##### Data to process
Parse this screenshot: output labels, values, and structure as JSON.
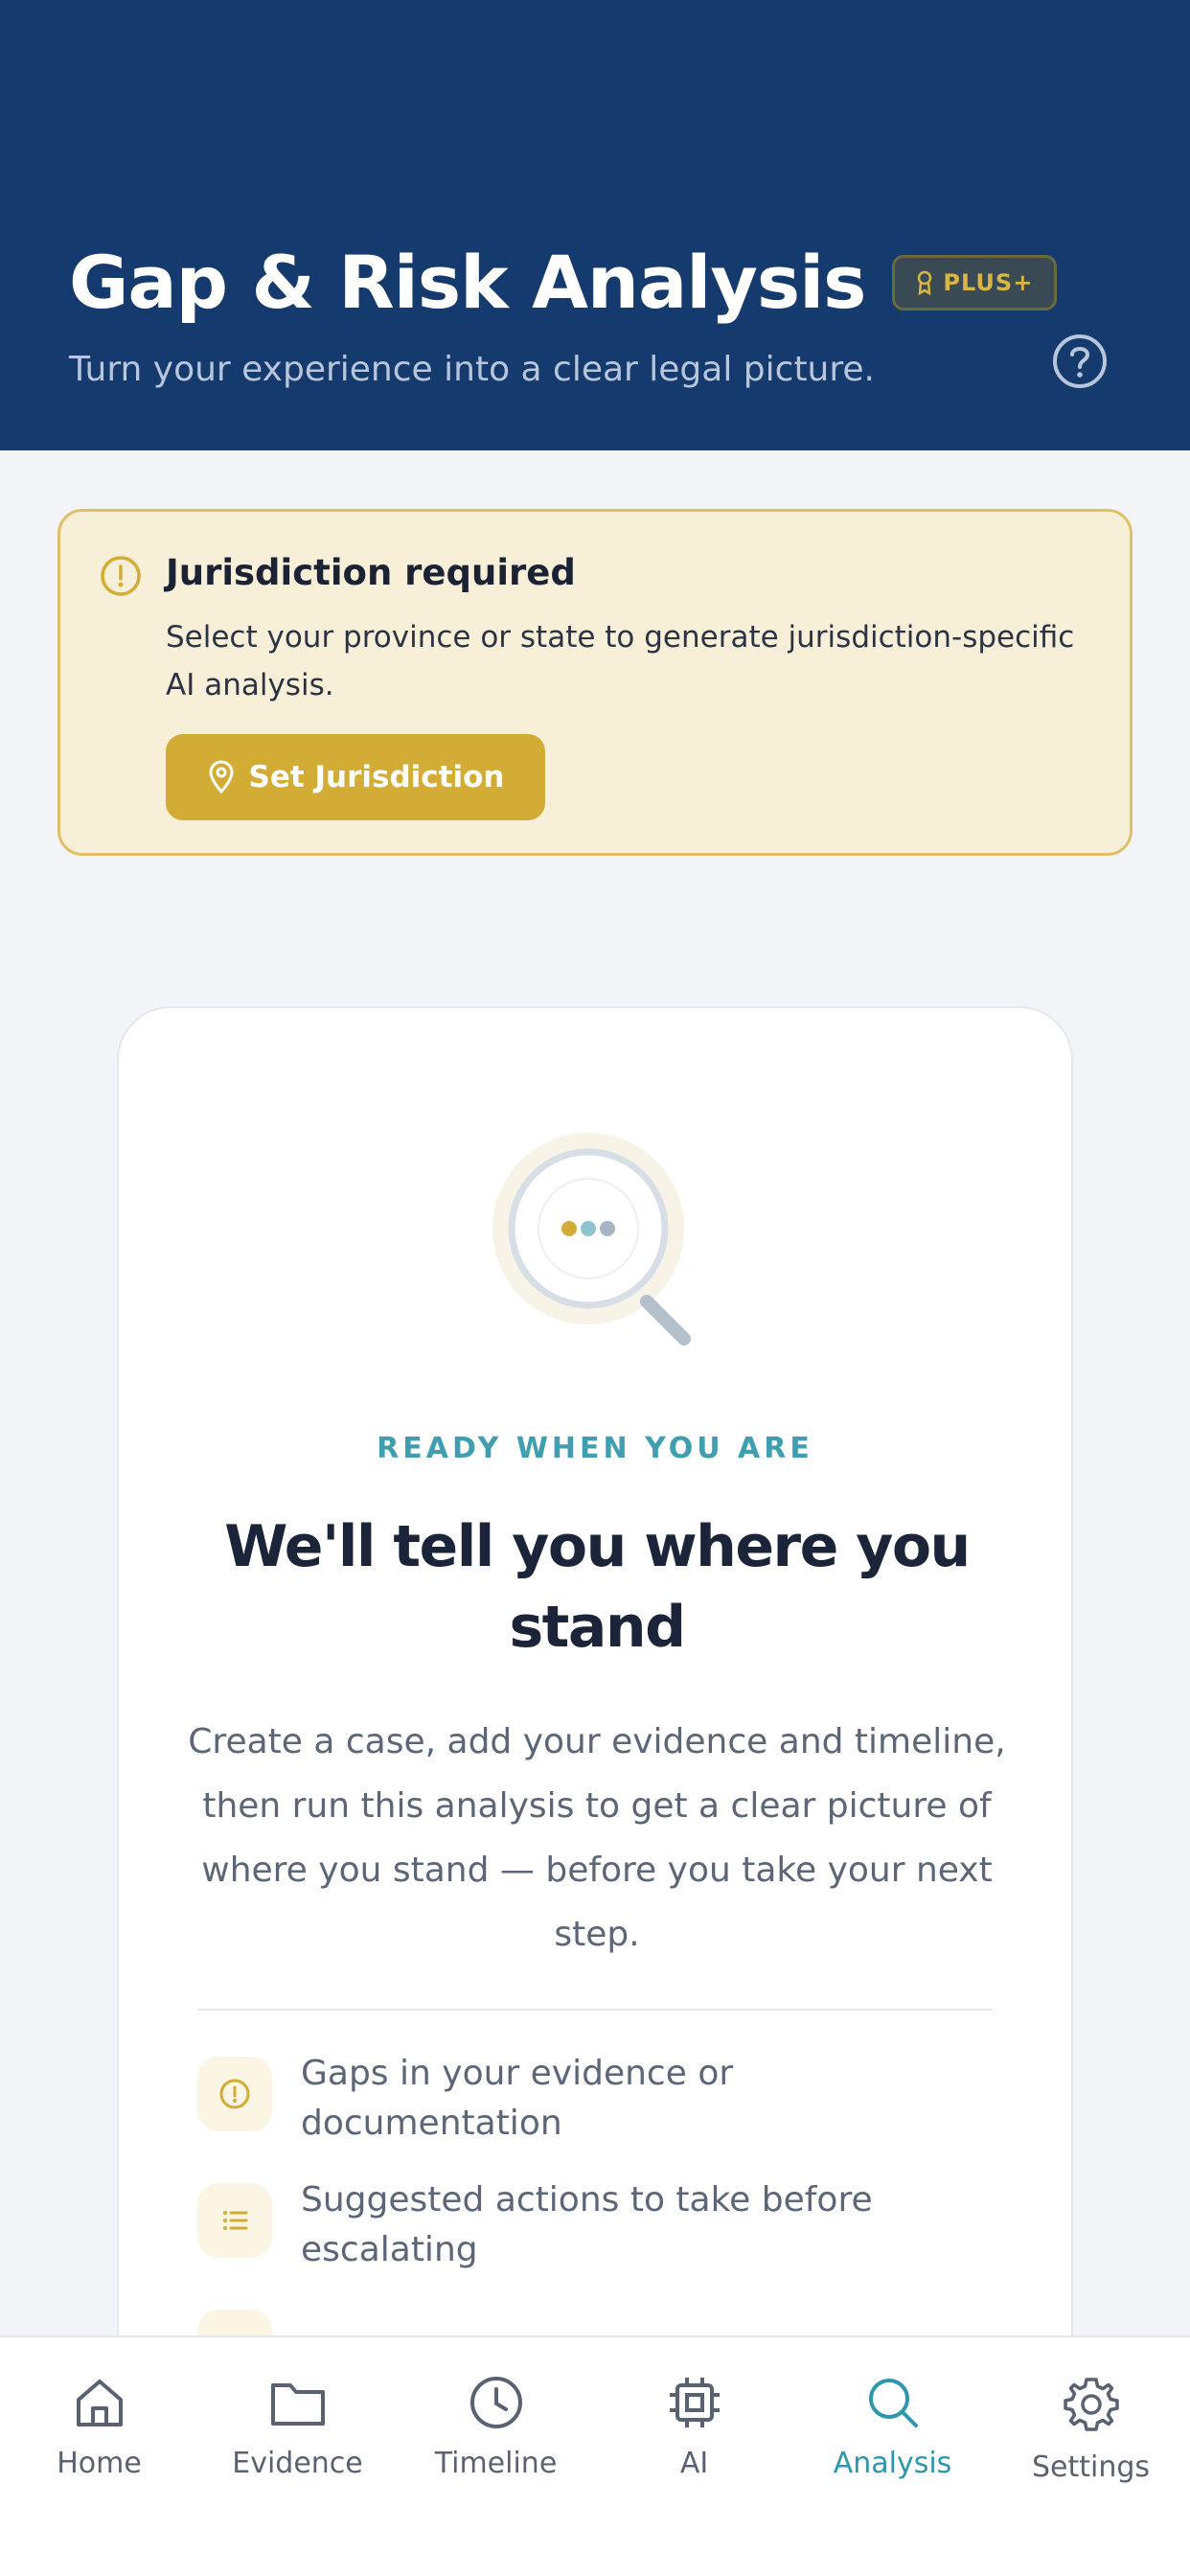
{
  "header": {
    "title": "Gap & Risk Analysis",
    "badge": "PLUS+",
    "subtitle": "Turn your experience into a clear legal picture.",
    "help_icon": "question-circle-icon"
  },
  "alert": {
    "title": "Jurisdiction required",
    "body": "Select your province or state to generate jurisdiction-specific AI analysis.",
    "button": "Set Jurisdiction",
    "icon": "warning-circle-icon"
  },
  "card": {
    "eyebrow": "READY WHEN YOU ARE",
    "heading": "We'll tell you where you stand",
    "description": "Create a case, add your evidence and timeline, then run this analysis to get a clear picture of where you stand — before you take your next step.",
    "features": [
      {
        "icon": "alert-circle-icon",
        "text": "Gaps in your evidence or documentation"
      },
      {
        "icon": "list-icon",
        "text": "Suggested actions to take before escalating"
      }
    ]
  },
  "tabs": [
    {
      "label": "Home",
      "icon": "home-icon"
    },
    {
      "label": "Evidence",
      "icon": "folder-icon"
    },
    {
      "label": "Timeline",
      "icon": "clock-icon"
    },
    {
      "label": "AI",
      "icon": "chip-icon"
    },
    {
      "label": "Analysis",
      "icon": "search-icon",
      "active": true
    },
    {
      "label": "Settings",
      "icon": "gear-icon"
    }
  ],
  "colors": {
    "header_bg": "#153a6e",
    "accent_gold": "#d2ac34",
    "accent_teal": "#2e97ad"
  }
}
##########
▸ **What the task requires**:
Every record above should be transcribed exactly; the pictures stay out of the copy.

▸ **Finished task**:
Parse this screenshot: output labels, values, and structure as JSON.
{
  "header": {
    "title": "Gap & Risk Analysis",
    "badge": "PLUS+",
    "subtitle": "Turn your experience into a clear legal picture.",
    "help_icon": "question-circle-icon"
  },
  "alert": {
    "title": "Jurisdiction required",
    "body": "Select your province or state to generate jurisdiction-specific AI analysis.",
    "button": "Set Jurisdiction",
    "icon": "warning-circle-icon"
  },
  "card": {
    "eyebrow": "READY WHEN YOU ARE",
    "heading": "We'll tell you where you stand",
    "description": "Create a case, add your evidence and timeline, then run this analysis to get a clear picture of where you stand — before you take your next step.",
    "features": [
      {
        "icon": "alert-circle-icon",
        "text": "Gaps in your evidence or documentation"
      },
      {
        "icon": "list-icon",
        "text": "Suggested actions to take before escalating"
      }
    ]
  },
  "tabs": [
    {
      "label": "Home",
      "icon": "home-icon"
    },
    {
      "label": "Evidence",
      "icon": "folder-icon"
    },
    {
      "label": "Timeline",
      "icon": "clock-icon"
    },
    {
      "label": "AI",
      "icon": "chip-icon"
    },
    {
      "label": "Analysis",
      "icon": "search-icon",
      "active": true
    },
    {
      "label": "Settings",
      "icon": "gear-icon"
    }
  ],
  "colors": {
    "header_bg": "#153a6e",
    "accent_gold": "#d2ac34",
    "accent_teal": "#2e97ad"
  }
}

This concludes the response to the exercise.